▸ Short exercise
Reproduce the material exactly, omitting nothing.
——
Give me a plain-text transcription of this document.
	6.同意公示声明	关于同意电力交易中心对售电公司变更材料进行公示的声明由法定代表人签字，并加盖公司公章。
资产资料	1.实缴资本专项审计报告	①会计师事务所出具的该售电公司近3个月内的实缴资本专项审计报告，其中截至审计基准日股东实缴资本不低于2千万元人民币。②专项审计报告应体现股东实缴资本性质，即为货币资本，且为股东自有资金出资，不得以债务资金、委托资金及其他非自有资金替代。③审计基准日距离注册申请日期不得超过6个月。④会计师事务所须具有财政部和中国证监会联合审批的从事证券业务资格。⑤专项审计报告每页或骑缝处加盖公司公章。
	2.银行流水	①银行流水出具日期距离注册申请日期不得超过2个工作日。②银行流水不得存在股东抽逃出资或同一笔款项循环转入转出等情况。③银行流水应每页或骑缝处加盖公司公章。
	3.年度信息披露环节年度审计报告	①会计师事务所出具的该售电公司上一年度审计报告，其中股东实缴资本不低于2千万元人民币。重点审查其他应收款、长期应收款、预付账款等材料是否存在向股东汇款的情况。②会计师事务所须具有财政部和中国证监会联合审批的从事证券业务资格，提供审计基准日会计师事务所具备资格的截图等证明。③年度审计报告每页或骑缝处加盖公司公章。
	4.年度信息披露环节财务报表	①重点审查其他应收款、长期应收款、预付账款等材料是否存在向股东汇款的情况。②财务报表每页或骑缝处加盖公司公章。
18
——
▸ Solution to this problem
Give me a plain-text transcription of this document.
	6.同意公示声明	关于同意电力交易中心对售电公司变更材料进行公示的声明由法定代表人签字，并加盖公司公章。
资产资料	1.实缴资本专项审计报告	①会计师事务所出具的该售电公司近3个月内的实缴资本专项审计报告，其中截至审计基准日股东实缴资本不低于2千万元人民币。②专项审计报告应体现股东实缴资本性质，即为货币资本，且为股东自有资金出资，不得以债务资金、委托资金及其他非自有资金替代。③审计基准日距离注册申请日期不得超过6个月。④会计师事务所须具有财政部和中国证监会联合审批的从事证券业务资格。⑤专项审计报告每页或骑缝处加盖公司公章。
	2.银行流水	①银行流水出具日期距离注册申请日期不得超过2个工作日。②银行流水不得存在股东抽逃出资或同一笔款项循环转入转出等情况。③银行流水应每页或骑缝处加盖公司公章。
	3.年度信息披露环节年度审计报告	①会计师事务所出具的该售电公司上一年度审计报告，其中股东实缴资本不低于2千万元人民币。重点审查其他应收款、长期应收款、预付账款等材料是否存在向股东汇款的情况。②会计师事务所须具有财政部和中国证监会联合审批的从事证券业务资格，提供审计基准日会计师事务所具备资格的截图等证明。③年度审计报告每页或骑缝处加盖公司公章。
	4.年度信息披露环节财务报表	①重点审查其他应收款、长期应收款、预付账款等材料是否存在向股东汇款的情况。②财务报表每页或骑缝处加盖公司公章。
18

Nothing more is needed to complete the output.